Copy out each line of the data holding "style".
--- START Listed records ---
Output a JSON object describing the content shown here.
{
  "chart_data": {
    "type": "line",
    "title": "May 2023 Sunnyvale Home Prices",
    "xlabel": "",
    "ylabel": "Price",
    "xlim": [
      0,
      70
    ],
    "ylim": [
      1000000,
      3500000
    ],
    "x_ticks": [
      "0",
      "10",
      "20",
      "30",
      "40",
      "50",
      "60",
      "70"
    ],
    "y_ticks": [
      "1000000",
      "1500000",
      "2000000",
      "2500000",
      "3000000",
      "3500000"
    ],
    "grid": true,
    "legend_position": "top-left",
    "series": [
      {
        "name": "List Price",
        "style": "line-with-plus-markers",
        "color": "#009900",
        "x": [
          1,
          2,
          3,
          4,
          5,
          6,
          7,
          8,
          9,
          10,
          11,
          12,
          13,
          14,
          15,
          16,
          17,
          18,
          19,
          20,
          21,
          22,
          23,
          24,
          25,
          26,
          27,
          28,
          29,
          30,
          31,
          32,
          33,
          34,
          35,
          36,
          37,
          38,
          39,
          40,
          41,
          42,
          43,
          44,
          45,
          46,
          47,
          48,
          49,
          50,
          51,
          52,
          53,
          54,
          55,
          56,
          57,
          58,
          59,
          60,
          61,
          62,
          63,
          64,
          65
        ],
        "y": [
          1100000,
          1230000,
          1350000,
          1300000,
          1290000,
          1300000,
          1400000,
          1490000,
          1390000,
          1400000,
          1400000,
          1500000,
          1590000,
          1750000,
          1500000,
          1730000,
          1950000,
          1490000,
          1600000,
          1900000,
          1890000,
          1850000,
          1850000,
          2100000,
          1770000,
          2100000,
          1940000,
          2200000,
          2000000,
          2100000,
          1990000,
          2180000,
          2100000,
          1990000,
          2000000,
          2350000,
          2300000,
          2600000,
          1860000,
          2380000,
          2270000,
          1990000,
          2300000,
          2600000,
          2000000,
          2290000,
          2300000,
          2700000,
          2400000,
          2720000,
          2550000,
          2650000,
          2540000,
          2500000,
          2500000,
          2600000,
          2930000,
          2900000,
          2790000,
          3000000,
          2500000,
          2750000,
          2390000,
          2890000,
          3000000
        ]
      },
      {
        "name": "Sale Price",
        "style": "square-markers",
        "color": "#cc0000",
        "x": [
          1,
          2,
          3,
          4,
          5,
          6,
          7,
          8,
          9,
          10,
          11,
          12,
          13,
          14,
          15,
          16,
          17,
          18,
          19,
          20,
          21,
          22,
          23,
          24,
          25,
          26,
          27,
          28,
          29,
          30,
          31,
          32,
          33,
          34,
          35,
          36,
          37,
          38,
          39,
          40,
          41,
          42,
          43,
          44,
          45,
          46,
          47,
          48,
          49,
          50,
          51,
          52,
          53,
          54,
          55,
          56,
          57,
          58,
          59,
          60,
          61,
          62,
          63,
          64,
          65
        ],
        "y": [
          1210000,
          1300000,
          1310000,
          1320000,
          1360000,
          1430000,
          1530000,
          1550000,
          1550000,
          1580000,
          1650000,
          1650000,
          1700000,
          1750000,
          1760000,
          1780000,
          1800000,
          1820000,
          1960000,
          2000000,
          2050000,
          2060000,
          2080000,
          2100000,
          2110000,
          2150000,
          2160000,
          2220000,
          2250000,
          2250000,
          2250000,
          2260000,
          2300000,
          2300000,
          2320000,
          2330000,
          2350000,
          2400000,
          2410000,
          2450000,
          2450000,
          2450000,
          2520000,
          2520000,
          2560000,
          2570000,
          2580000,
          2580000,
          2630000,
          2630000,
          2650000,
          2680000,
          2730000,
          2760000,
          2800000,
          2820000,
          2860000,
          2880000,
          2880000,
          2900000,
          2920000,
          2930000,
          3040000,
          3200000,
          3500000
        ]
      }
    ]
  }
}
--- END Listed records ---
Exercise answer -
        "style": "line-with-plus-markers",
        "style": "square-markers",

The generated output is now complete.